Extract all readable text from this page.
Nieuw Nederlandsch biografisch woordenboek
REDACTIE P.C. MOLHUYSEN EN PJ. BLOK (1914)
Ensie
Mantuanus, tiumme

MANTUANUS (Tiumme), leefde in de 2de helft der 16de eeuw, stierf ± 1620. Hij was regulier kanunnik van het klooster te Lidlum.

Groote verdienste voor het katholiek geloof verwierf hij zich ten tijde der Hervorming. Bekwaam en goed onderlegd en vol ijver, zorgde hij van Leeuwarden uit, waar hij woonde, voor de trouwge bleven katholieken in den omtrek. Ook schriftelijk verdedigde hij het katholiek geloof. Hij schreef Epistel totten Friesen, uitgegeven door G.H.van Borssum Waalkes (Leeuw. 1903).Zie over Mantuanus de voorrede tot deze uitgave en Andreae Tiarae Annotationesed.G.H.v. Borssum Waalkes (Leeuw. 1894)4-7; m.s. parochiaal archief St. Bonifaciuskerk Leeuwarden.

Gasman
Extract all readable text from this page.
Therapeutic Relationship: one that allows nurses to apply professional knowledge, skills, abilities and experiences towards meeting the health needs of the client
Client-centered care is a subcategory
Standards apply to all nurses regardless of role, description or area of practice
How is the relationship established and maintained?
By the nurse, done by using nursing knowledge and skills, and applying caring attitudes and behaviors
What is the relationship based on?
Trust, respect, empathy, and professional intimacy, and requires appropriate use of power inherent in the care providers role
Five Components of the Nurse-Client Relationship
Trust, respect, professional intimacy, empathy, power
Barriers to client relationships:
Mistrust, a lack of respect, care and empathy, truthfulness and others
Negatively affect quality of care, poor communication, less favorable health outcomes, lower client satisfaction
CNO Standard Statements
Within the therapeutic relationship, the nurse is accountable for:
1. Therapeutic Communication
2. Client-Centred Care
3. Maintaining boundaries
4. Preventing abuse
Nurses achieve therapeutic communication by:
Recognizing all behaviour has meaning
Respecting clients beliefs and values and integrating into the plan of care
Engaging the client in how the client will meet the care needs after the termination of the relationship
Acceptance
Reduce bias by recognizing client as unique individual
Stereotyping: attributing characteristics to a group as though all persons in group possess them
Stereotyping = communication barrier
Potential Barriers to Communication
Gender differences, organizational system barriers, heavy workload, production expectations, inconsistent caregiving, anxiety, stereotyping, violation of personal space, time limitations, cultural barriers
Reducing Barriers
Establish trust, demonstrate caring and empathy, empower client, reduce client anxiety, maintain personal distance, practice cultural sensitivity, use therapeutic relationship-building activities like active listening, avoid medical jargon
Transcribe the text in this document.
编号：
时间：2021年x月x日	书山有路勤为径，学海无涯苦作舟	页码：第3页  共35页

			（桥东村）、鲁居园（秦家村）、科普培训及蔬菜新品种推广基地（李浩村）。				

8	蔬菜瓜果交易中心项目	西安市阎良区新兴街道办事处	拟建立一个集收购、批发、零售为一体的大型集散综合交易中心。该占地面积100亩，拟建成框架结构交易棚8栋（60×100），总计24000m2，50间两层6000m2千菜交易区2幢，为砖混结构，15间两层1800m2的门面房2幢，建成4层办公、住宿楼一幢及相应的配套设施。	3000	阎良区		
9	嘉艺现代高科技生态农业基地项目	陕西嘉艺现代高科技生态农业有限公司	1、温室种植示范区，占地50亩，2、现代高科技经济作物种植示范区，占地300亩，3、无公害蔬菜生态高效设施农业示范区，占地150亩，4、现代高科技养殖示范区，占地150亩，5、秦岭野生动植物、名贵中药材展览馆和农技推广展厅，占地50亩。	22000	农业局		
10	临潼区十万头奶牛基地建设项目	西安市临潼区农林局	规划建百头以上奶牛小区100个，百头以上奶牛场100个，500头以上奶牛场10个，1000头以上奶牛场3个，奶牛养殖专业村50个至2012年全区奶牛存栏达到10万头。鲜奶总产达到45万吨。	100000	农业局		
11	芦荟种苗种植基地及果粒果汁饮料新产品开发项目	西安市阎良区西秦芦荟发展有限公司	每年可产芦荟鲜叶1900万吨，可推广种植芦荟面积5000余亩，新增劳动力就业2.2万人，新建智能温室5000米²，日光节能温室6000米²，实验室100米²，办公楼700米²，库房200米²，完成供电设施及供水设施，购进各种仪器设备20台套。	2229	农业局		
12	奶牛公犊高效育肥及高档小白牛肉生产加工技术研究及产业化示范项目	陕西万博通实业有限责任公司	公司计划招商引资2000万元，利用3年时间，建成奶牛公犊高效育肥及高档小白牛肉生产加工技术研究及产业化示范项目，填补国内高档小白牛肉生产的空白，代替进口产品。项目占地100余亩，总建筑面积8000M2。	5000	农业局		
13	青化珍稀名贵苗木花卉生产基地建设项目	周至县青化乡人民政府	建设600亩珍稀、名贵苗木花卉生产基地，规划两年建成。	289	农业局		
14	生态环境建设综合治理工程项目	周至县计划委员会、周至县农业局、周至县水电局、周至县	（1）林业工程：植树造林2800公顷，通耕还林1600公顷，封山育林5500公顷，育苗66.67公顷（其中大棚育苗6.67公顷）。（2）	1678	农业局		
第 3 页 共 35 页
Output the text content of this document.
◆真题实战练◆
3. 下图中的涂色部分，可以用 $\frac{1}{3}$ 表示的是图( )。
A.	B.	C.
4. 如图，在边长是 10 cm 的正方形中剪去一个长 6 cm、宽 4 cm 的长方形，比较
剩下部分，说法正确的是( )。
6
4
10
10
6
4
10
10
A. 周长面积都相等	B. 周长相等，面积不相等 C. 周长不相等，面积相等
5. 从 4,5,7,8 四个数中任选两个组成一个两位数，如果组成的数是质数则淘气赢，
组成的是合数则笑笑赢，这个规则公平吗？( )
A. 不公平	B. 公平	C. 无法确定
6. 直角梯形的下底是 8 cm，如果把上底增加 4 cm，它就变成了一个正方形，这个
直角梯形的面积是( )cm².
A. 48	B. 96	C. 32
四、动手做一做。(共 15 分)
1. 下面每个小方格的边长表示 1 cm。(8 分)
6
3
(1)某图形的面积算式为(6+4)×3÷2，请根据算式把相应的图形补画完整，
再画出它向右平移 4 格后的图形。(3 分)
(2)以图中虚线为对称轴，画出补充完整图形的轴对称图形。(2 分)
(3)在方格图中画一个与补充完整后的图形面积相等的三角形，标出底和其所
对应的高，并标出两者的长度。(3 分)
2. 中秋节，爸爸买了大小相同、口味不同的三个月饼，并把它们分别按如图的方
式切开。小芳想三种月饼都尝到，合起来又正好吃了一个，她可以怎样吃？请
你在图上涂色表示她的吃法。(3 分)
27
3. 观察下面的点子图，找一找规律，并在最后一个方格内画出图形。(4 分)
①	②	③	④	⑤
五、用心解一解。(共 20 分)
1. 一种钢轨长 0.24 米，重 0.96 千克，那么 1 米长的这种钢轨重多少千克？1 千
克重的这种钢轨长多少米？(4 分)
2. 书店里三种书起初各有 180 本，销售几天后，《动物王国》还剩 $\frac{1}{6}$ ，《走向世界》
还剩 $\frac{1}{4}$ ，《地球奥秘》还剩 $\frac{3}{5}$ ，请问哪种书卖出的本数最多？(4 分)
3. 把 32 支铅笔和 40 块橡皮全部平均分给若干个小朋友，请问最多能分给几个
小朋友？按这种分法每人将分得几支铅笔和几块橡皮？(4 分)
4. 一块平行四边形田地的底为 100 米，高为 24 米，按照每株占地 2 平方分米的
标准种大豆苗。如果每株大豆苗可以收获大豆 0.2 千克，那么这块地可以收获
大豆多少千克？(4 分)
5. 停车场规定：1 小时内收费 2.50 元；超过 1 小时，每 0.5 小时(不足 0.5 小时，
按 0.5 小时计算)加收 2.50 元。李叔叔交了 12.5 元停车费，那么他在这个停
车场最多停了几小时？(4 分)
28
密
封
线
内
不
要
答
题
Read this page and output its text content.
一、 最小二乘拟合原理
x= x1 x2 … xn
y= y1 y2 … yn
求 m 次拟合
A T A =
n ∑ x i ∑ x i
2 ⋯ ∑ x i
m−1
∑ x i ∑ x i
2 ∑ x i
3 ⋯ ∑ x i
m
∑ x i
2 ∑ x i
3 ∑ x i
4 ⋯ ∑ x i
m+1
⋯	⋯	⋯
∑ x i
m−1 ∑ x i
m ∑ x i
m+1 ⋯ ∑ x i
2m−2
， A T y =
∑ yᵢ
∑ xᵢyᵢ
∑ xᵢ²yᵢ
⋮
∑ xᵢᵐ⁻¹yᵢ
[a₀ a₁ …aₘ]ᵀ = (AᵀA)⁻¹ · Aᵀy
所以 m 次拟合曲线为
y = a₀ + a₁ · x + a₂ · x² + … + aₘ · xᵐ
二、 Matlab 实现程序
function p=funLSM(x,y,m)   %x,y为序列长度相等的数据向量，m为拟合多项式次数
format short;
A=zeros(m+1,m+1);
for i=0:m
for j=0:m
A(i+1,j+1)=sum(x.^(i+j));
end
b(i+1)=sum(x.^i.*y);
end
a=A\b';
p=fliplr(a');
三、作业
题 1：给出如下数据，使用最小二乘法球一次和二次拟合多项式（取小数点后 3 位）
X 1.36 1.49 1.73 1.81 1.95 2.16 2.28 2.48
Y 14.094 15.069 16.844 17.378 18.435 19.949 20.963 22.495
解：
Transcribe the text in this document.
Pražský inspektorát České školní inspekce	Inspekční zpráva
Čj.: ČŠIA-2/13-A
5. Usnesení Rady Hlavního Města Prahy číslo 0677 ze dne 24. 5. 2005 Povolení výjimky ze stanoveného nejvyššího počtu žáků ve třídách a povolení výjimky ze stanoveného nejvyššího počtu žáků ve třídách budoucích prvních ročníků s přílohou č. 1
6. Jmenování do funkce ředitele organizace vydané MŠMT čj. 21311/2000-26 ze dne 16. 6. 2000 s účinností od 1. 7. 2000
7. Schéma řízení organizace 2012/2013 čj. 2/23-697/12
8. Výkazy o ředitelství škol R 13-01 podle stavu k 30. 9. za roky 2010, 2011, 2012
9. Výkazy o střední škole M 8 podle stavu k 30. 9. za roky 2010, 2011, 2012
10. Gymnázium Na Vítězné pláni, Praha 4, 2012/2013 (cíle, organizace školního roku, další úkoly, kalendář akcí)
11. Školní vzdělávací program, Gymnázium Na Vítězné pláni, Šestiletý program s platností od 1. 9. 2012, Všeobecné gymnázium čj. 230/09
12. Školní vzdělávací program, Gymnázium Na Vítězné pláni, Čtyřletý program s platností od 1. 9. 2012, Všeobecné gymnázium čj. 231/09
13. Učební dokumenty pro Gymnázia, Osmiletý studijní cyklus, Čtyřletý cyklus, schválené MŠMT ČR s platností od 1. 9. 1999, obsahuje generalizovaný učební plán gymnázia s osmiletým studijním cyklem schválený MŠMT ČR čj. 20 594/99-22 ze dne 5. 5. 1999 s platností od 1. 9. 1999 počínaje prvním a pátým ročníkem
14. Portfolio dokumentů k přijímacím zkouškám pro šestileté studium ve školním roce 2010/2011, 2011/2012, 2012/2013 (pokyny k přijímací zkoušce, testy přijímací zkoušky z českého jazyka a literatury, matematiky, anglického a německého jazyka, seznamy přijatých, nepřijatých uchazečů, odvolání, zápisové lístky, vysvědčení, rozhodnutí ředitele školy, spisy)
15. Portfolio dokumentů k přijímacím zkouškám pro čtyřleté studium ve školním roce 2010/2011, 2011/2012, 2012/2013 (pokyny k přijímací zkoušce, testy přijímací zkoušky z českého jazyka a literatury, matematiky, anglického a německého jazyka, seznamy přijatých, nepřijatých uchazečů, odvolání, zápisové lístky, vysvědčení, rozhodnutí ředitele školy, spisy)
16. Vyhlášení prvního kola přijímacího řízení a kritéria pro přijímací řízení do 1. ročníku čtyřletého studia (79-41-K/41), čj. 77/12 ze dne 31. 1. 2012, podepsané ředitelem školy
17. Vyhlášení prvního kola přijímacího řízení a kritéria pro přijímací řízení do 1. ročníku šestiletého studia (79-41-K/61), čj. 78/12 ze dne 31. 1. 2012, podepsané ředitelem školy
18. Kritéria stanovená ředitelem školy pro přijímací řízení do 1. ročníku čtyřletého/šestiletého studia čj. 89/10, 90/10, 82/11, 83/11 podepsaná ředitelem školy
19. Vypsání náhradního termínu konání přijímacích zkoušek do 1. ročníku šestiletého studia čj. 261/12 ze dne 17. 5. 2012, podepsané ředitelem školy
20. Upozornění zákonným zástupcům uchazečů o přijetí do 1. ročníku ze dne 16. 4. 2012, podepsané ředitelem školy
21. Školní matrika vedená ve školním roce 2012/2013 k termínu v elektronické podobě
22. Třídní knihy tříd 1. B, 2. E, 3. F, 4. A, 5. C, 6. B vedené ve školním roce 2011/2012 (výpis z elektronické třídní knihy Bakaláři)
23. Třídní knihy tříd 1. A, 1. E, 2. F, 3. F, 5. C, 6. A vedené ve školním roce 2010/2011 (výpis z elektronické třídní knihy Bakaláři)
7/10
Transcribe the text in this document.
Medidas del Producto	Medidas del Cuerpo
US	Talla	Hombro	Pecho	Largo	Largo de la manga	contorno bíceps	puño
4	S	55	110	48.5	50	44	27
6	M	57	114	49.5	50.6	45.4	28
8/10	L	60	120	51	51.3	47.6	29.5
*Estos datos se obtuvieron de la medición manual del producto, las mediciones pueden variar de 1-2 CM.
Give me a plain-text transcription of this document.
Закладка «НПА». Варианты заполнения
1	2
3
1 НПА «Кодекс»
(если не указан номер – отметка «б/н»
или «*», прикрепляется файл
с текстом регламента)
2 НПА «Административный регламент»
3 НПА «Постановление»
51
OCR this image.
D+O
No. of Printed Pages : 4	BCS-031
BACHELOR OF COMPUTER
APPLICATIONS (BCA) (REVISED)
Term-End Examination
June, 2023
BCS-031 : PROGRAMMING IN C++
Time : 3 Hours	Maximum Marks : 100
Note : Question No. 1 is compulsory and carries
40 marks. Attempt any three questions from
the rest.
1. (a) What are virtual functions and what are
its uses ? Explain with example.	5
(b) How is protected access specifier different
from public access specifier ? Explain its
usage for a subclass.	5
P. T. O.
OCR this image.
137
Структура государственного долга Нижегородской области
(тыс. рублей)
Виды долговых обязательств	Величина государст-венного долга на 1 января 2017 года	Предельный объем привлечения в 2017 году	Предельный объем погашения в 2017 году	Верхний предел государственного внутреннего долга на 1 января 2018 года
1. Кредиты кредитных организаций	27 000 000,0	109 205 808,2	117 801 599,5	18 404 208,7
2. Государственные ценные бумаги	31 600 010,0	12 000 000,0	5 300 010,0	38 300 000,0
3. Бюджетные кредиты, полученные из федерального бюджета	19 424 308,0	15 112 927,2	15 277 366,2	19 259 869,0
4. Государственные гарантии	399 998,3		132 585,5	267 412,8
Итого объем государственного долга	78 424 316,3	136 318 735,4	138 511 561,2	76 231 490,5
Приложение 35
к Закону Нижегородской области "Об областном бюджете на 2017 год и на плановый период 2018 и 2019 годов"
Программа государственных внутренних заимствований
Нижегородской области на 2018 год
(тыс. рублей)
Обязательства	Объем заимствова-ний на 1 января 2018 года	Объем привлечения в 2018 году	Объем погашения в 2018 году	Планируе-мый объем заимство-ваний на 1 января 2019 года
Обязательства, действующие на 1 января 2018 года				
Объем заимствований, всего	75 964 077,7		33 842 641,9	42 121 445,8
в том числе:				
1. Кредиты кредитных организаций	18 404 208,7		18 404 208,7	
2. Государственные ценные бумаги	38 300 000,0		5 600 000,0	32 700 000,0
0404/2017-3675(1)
========
Task objective:
Copy out each line that contains the word "Обязательства".

Final result:
Обязательства	Объем заимствова-ний на 1 января 2018 года	Объем привлечения в 2018 году	Объем погашения в 2018 году	Планируе-мый объем заимство-ваний на 1 января 2019 года
Обязательства, действующие на 1 января 2018 года				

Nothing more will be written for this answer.